• [DO THIS] Copy the listing below in full and skip every picture.

• [LISTED ENTRIES]
──────────────────────────────
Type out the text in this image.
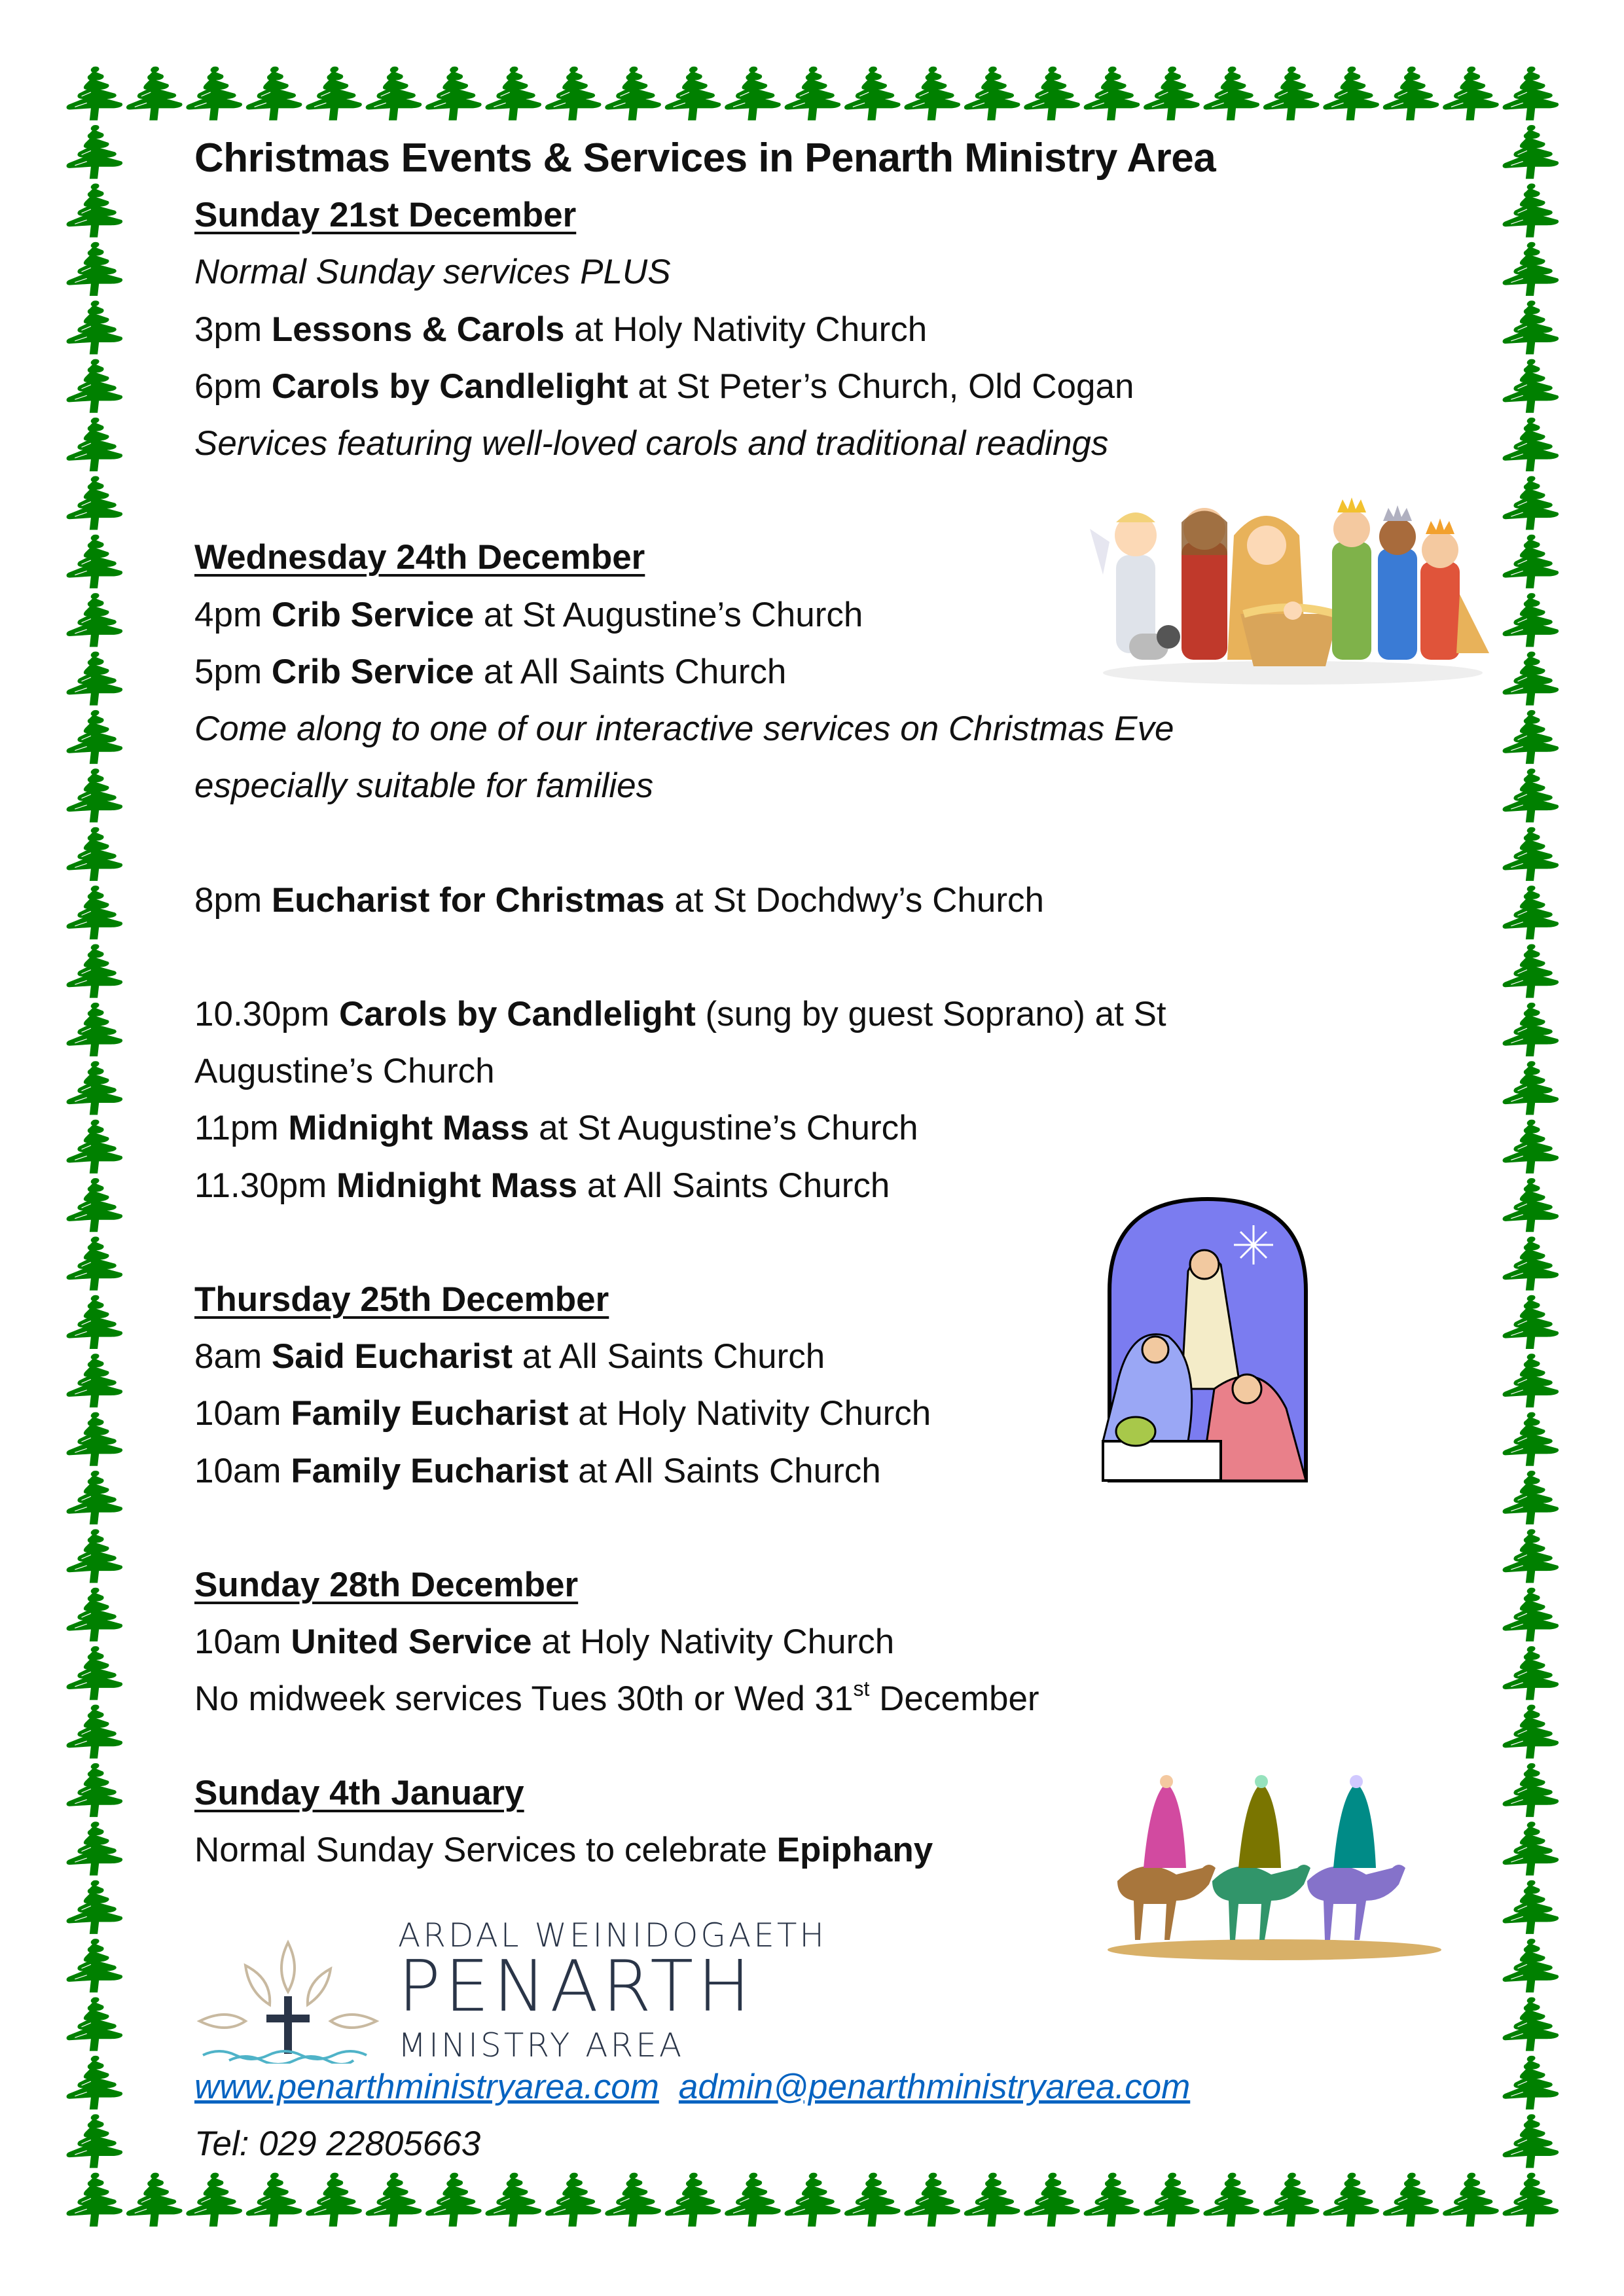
Christmas Events & Services in Penarth Ministry Area
Sunday 21st December
Normal Sunday services PLUS
3pm Lessons & Carols at Holy Nativity Church
6pm Carols by Candlelight at St Peter’s Church, Old Cogan
Services featuring well-loved carols and traditional readings
Wednesday 24th December
4pm Crib Service at St Augustine’s Church
5pm Crib Service at All Saints Church
Come along to one of our interactive services on Christmas Eve
especially suitable for families
8pm Eucharist for Christmas at St Dochdwy’s Church
10.30pm Carols by Candlelight (sung by guest Soprano) at St
Augustine’s Church
11pm Midnight Mass at St Augustine’s Church
11.30pm Midnight Mass at All Saints Church
Thursday 25th December
8am Said Eucharist at All Saints Church
10am Family Eucharist at Holy Nativity Church
10am Family Eucharist at All Saints Church
Sunday 28th December
10am United Service at Holy Nativity Church
No midweek services Tues 30th or Wed 31st December
Sunday 4th January
Normal Sunday Services to celebrate Epiphany
ARDAL WEINIDOGAETH
PENARTH
MINISTRY AREA
www.penarthministryarea.com admin@penarthministryarea.com
Tel: 029 22805663
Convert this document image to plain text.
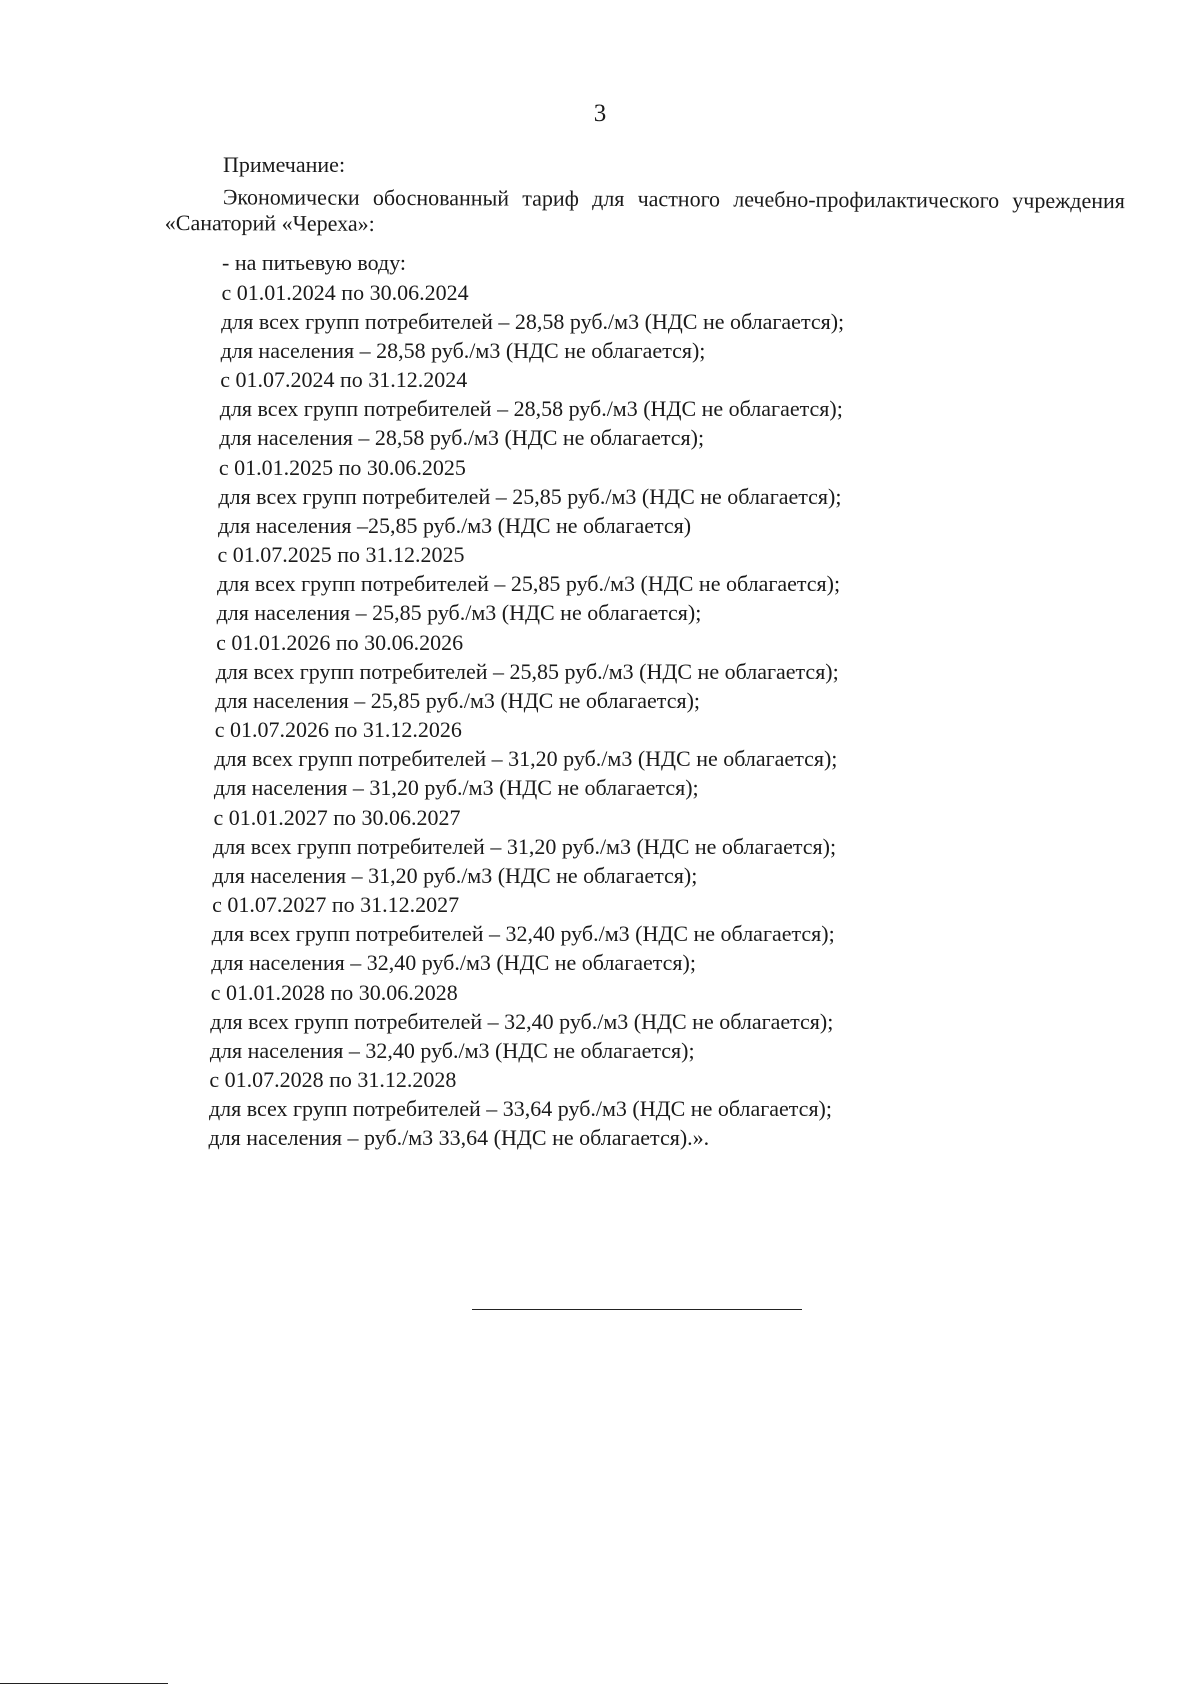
3
Примечание:
Экономически обоснованный тариф для частного лечебно-профилактического учреждения «Санаторий «Череха»:
- на питьевую воду:
с 01.01.2024 по 30.06.2024
для всех групп потребителей – 28,58 руб./м3 (НДС не облагается);
для населения – 28,58 руб./м3 (НДС не облагается);
с 01.07.2024 по 31.12.2024
для всех групп потребителей – 28,58 руб./м3 (НДС не облагается);
для населения – 28,58 руб./м3 (НДС не облагается);
с 01.01.2025 по 30.06.2025
для всех групп потребителей – 25,85 руб./м3 (НДС не облагается);
для населения –25,85 руб./м3 (НДС не облагается)
с 01.07.2025 по 31.12.2025
для всех групп потребителей – 25,85 руб./м3 (НДС не облагается);
для населения – 25,85 руб./м3 (НДС не облагается);
с 01.01.2026 по 30.06.2026
для всех групп потребителей – 25,85 руб./м3 (НДС не облагается);
для населения – 25,85 руб./м3 (НДС не облагается);
с 01.07.2026 по 31.12.2026
для всех групп потребителей – 31,20 руб./м3 (НДС не облагается);
для населения – 31,20 руб./м3 (НДС не облагается);
с 01.01.2027 по 30.06.2027
для всех групп потребителей – 31,20 руб./м3 (НДС не облагается);
для населения – 31,20 руб./м3 (НДС не облагается);
с 01.07.2027 по 31.12.2027
для всех групп потребителей – 32,40 руб./м3 (НДС не облагается);
для населения – 32,40 руб./м3 (НДС не облагается);
с 01.01.2028 по 30.06.2028
для всех групп потребителей – 32,40 руб./м3 (НДС не облагается);
для населения – 32,40 руб./м3 (НДС не облагается);
с 01.07.2028 по 31.12.2028
для всех групп потребителей – 33,64 руб./м3 (НДС не облагается);
для населения – руб./м3 33,64 (НДС не облагается).».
──────────────────────────────
• [RESPONSE]
Type out the text in this image.
Christmas Events & Services in Penarth Ministry Area
Sunday 21st December
Normal Sunday services PLUS
3pm Lessons & Carols at Holy Nativity Church
6pm Carols by Candlelight at St Peter’s Church, Old Cogan
Services featuring well-loved carols and traditional readings
Wednesday 24th December
4pm Crib Service at St Augustine’s Church
5pm Crib Service at All Saints Church
Come along to one of our interactive services on Christmas Eve
especially suitable for families
8pm Eucharist for Christmas at St Dochdwy’s Church
10.30pm Carols by Candlelight (sung by guest Soprano) at St
Augustine’s Church
11pm Midnight Mass at St Augustine’s Church
11.30pm Midnight Mass at All Saints Church
Thursday 25th December
8am Said Eucharist at All Saints Church
10am Family Eucharist at Holy Nativity Church
10am Family Eucharist at All Saints Church
Sunday 28th December
10am United Service at Holy Nativity Church
No midweek services Tues 30th or Wed 31st December
Sunday 4th January
Normal Sunday Services to celebrate Epiphany
ARDAL WEINIDOGAETH
PENARTH
MINISTRY AREA
www.penarthministryarea.com admin@penarthministryarea.com
Tel: 029 22805663
Convert this document image to plain text.
3
Примечание:
Экономически обоснованный тариф для частного лечебно-профилактического учреждения «Санаторий «Череха»:
- на питьевую воду:
с 01.01.2024 по 30.06.2024
для всех групп потребителей – 28,58 руб./м3 (НДС не облагается);
для населения – 28,58 руб./м3 (НДС не облагается);
с 01.07.2024 по 31.12.2024
для всех групп потребителей – 28,58 руб./м3 (НДС не облагается);
для населения – 28,58 руб./м3 (НДС не облагается);
с 01.01.2025 по 30.06.2025
для всех групп потребителей – 25,85 руб./м3 (НДС не облагается);
для населения –25,85 руб./м3 (НДС не облагается)
с 01.07.2025 по 31.12.2025
для всех групп потребителей – 25,85 руб./м3 (НДС не облагается);
для населения – 25,85 руб./м3 (НДС не облагается);
с 01.01.2026 по 30.06.2026
для всех групп потребителей – 25,85 руб./м3 (НДС не облагается);
для населения – 25,85 руб./м3 (НДС не облагается);
с 01.07.2026 по 31.12.2026
для всех групп потребителей – 31,20 руб./м3 (НДС не облагается);
для населения – 31,20 руб./м3 (НДС не облагается);
с 01.01.2027 по 30.06.2027
для всех групп потребителей – 31,20 руб./м3 (НДС не облагается);
для населения – 31,20 руб./м3 (НДС не облагается);
с 01.07.2027 по 31.12.2027
для всех групп потребителей – 32,40 руб./м3 (НДС не облагается);
для населения – 32,40 руб./м3 (НДС не облагается);
с 01.01.2028 по 30.06.2028
для всех групп потребителей – 32,40 руб./м3 (НДС не облагается);
для населения – 32,40 руб./м3 (НДС не облагается);
с 01.07.2028 по 31.12.2028
для всех групп потребителей – 33,64 руб./м3 (НДС не облагается);
для населения – руб./м3 33,64 (НДС не облагается).».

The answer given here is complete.